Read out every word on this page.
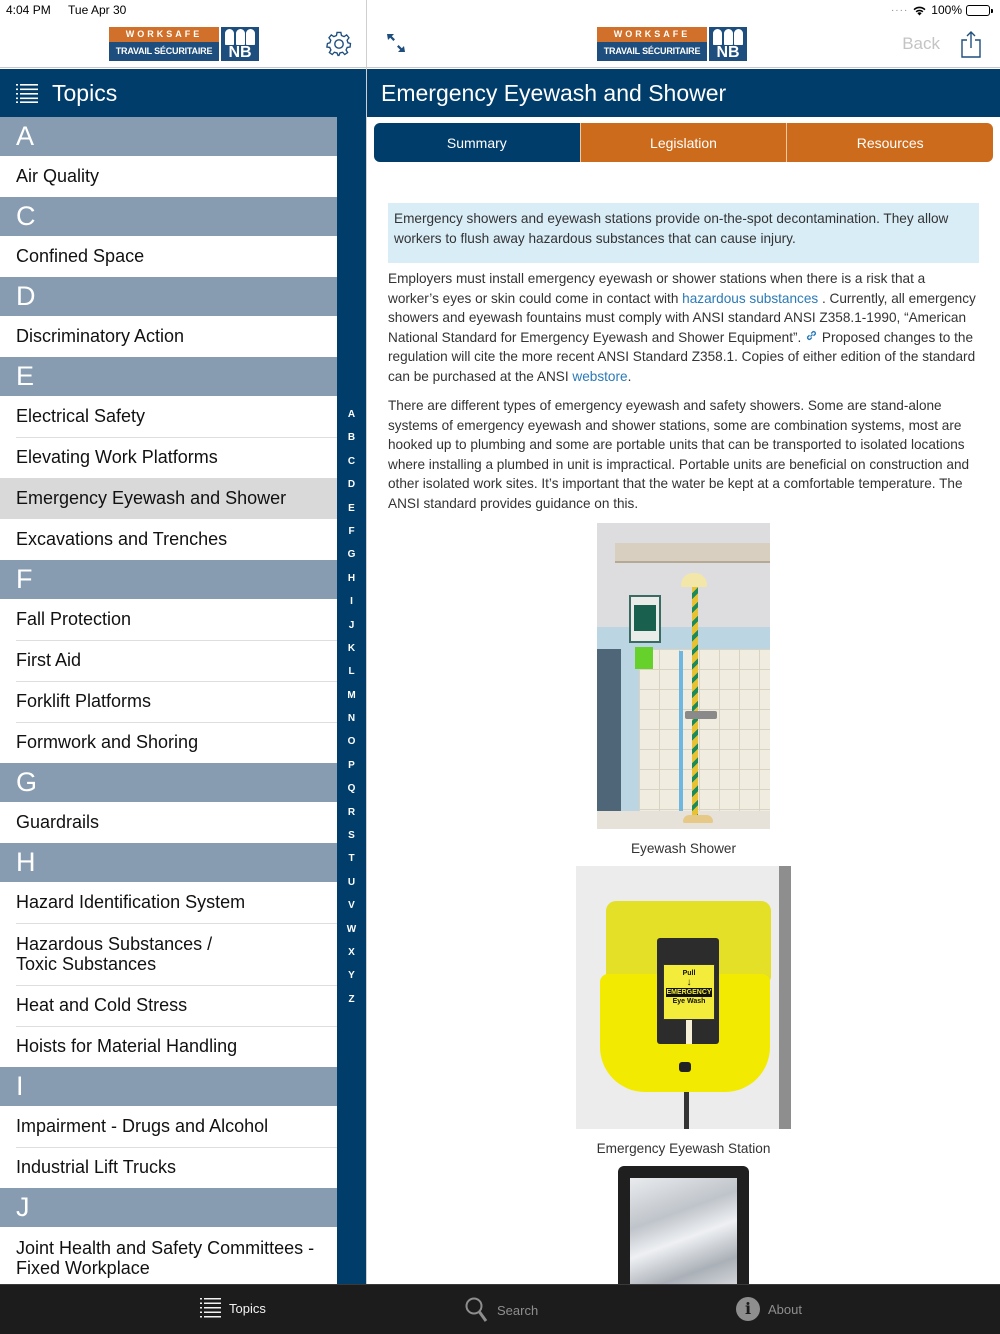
4:04 PM Tue Apr 30	···· 100%
WORKSAFE
TRAVAIL SÉCURITAIRE	NB
Topics
A
Air Quality
C
Confined Space
D
Discriminatory Action
E
Electrical Safety
Elevating Work Platforms
Emergency Eyewash and Shower
Excavations and Trenches
F
Fall Protection
First Aid
Forklift Platforms
Formwork and Shoring
G
Guardrails
H
Hazard Identification System
Hazardous Substances /
Toxic Substances
Heat and Cold Stress
Hoists for Material Handling
I
Impairment - Drugs and Alcohol
Industrial Lift Trucks
J
Joint Health and Safety Committees -
Fixed Workplace
A
B
C
D
E
F
G
H
I
J
K
L
M
N
O
P
Q
R
S
T
U
V
W
X
Y
Z
WORKSAFE
TRAVAIL SÉCURITAIRE	NB	Back
Emergency Eyewash and Shower
Summary	Legislation	Resources
Emergency showers and eyewash stations provide on-the-spot decontamination. They allow workers to flush away hazardous substances that can cause injury.

Employers must install emergency eyewash or shower stations when there is a risk that a worker’s eyes or skin could come in contact with hazardous substances . Currently, all emergency showers and eyewash fountains must comply with ANSI standard ANSI Z358.1-1990, “American National Standard for Emergency Eyewash and Shower Equipment”.  Proposed changes to the regulation will cite the more recent ANSI Standard Z358.1. Copies of either edition of the standard can be purchased at the ANSI webstore.

There are different types of emergency eyewash and safety showers. Some are stand-alone systems of emergency eyewash and shower stations, some are combination systems, most are hooked up to plumbing and some are portable units that can be transported to isolated locations where installing a plumbed in unit is impractical. Portable units are beneficial on construction and other isolated work sites. It’s important that the water be kept at a comfortable temperature. The ANSI standard provides guidance on this.

Eyewash Shower
Pull
↓
EMERGENCY
Eye Wash
Emergency Eyewash Station
Topics	Search	i	About
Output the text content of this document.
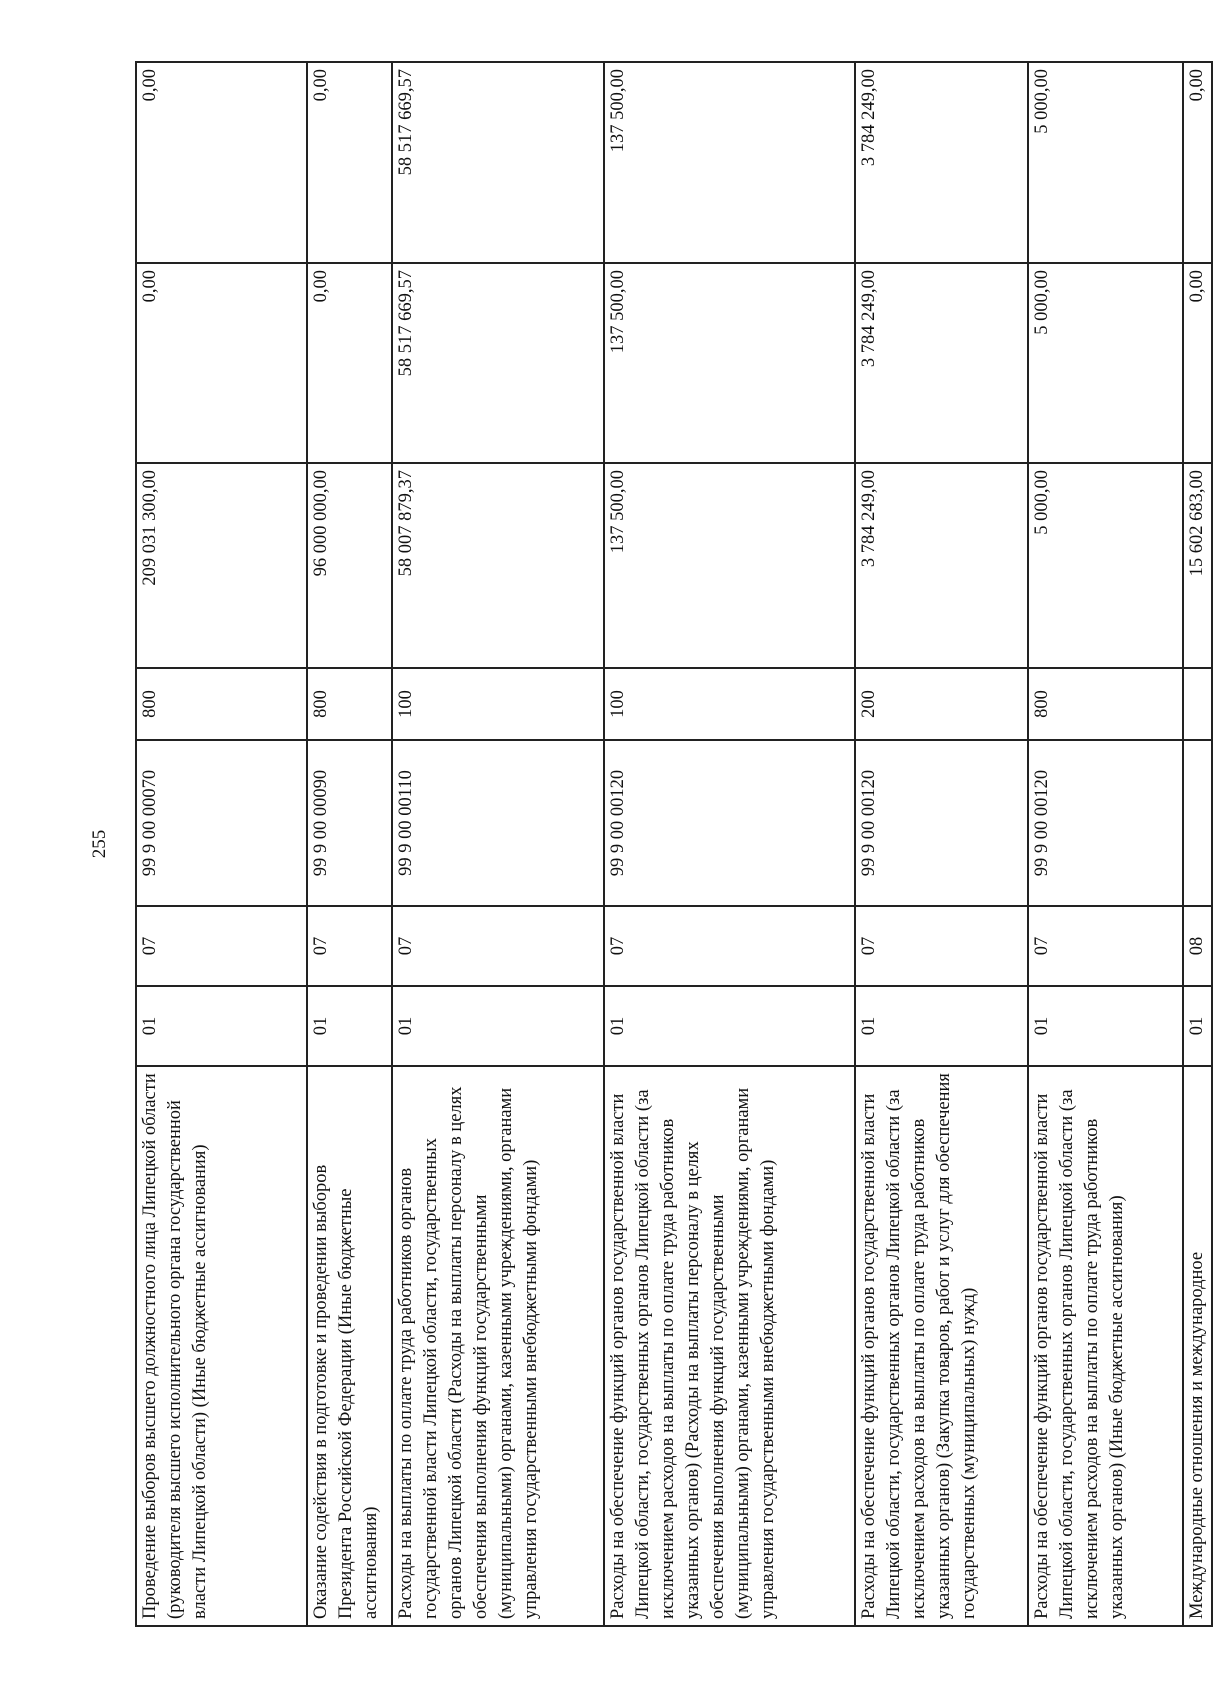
255
Проведение выборов высшего должностного лица Липецкой области (руководителя высшего исполнительного органа государственной власти Липецкой области) (Иные бюджетные ассигнования)	01	07	99 9 00 00070	800	209 031 300,00	0,00	0,00
Оказание содействия в подготовке и проведении выборов Президента Российской Федерации (Иные бюджетные ассигнования)	01	07	99 9 00 00090	800	96 000 000,00	0,00	0,00
Расходы на выплаты по оплате труда работников органов государственной власти Липецкой области, государственных органов Липецкой области (Расходы на выплаты персоналу в целях обеспечения выполнения функций государственными (муниципальными) органами, казенными учреждениями, органами управления государственными внебюджетными фондами)	01	07	99 9 00 00110	100	58 007 879,37	58 517 669,57	58 517 669,57
Расходы на обеспечение функций органов государственной власти Липецкой области, государственных органов Липецкой области (за исключением расходов на выплаты по оплате труда работников указанных органов) (Расходы на выплаты персоналу в целях обеспечения выполнения функций государственными (муниципальными) органами, казенными учреждениями, органами управления государственными внебюджетными фондами)	01	07	99 9 00 00120	100	137 500,00	137 500,00	137 500,00
Расходы на обеспечение функций органов государственной власти Липецкой области, государственных органов Липецкой области (за исключением расходов на выплаты по оплате труда работников указанных органов) (Закупка товаров, работ и услуг для обеспечения государственных (муниципальных) нужд)	01	07	99 9 00 00120	200	3 784 249,00	3 784 249,00	3 784 249,00
Расходы на обеспечение функций органов государственной власти Липецкой области, государственных органов Липецкой области (за исключением расходов на выплаты по оплате труда работников указанных органов) (Иные бюджетные ассигнования)	01	07	99 9 00 00120	800	5 000,00	5 000,00	5 000,00
Международные отношения и международное	01	08			15 602 683,00	0,00	0,00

» **EXERCISE BRIEF**
Quote the records in full and exactly; skip any image.

» **EXERCISE OUTPUT**
Read out every word on this page.
4:04 PM Tue Apr 30	···· 100%
WORKSAFE
TRAVAIL SÉCURITAIRE	NB
Topics
A
Air Quality
C
Confined Space
D
Discriminatory Action
E
Electrical Safety
Elevating Work Platforms
Emergency Eyewash and Shower
Excavations and Trenches
F
Fall Protection
First Aid
Forklift Platforms
Formwork and Shoring
G
Guardrails
H
Hazard Identification System
Hazardous Substances /
Toxic Substances
Heat and Cold Stress
Hoists for Material Handling
I
Impairment - Drugs and Alcohol
Industrial Lift Trucks
J
Joint Health and Safety Committees -
Fixed Workplace
A
B
C
D
E
F
G
H
I
J
K
L
M
N
O
P
Q
R
S
T
U
V
W
X
Y
Z
WORKSAFE
TRAVAIL SÉCURITAIRE	NB	Back
Emergency Eyewash and Shower
Summary	Legislation	Resources
Emergency showers and eyewash stations provide on-the-spot decontamination. They allow workers to flush away hazardous substances that can cause injury.

Employers must install emergency eyewash or shower stations when there is a risk that a worker’s eyes or skin could come in contact with hazardous substances . Currently, all emergency showers and eyewash fountains must comply with ANSI standard ANSI Z358.1-1990, “American National Standard for Emergency Eyewash and Shower Equipment”.  Proposed changes to the regulation will cite the more recent ANSI Standard Z358.1. Copies of either edition of the standard can be purchased at the ANSI webstore.

There are different types of emergency eyewash and safety showers. Some are stand-alone systems of emergency eyewash and shower stations, some are combination systems, most are hooked up to plumbing and some are portable units that can be transported to isolated locations where installing a plumbed in unit is impractical. Portable units are beneficial on construction and other isolated work sites. It’s important that the water be kept at a comfortable temperature. The ANSI standard provides guidance on this.

Eyewash Shower
Pull
↓
EMERGENCY
Eye Wash
Emergency Eyewash Station
Topics	Search	i	About
Output the text content of this document.
255
Проведение выборов высшего должностного лица Липецкой области (руководителя высшего исполнительного органа государственной власти Липецкой области) (Иные бюджетные ассигнования)	01	07	99 9 00 00070	800	209 031 300,00	0,00	0,00
Оказание содействия в подготовке и проведении выборов Президента Российской Федерации (Иные бюджетные ассигнования)	01	07	99 9 00 00090	800	96 000 000,00	0,00	0,00
Расходы на выплаты по оплате труда работников органов государственной власти Липецкой области, государственных органов Липецкой области (Расходы на выплаты персоналу в целях обеспечения выполнения функций государственными (муниципальными) органами, казенными учреждениями, органами управления государственными внебюджетными фондами)	01	07	99 9 00 00110	100	58 007 879,37	58 517 669,57	58 517 669,57
Расходы на обеспечение функций органов государственной власти Липецкой области, государственных органов Липецкой области (за исключением расходов на выплаты по оплате труда работников указанных органов) (Расходы на выплаты персоналу в целях обеспечения выполнения функций государственными (муниципальными) органами, казенными учреждениями, органами управления государственными внебюджетными фондами)	01	07	99 9 00 00120	100	137 500,00	137 500,00	137 500,00
Расходы на обеспечение функций органов государственной власти Липецкой области, государственных органов Липецкой области (за исключением расходов на выплаты по оплате труда работников указанных органов) (Закупка товаров, работ и услуг для обеспечения государственных (муниципальных) нужд)	01	07	99 9 00 00120	200	3 784 249,00	3 784 249,00	3 784 249,00
Расходы на обеспечение функций органов государственной власти Липецкой области, государственных органов Липецкой области (за исключением расходов на выплаты по оплате труда работников указанных органов) (Иные бюджетные ассигнования)	01	07	99 9 00 00120	800	5 000,00	5 000,00	5 000,00
Международные отношения и международное	01	08			15 602 683,00	0,00	0,00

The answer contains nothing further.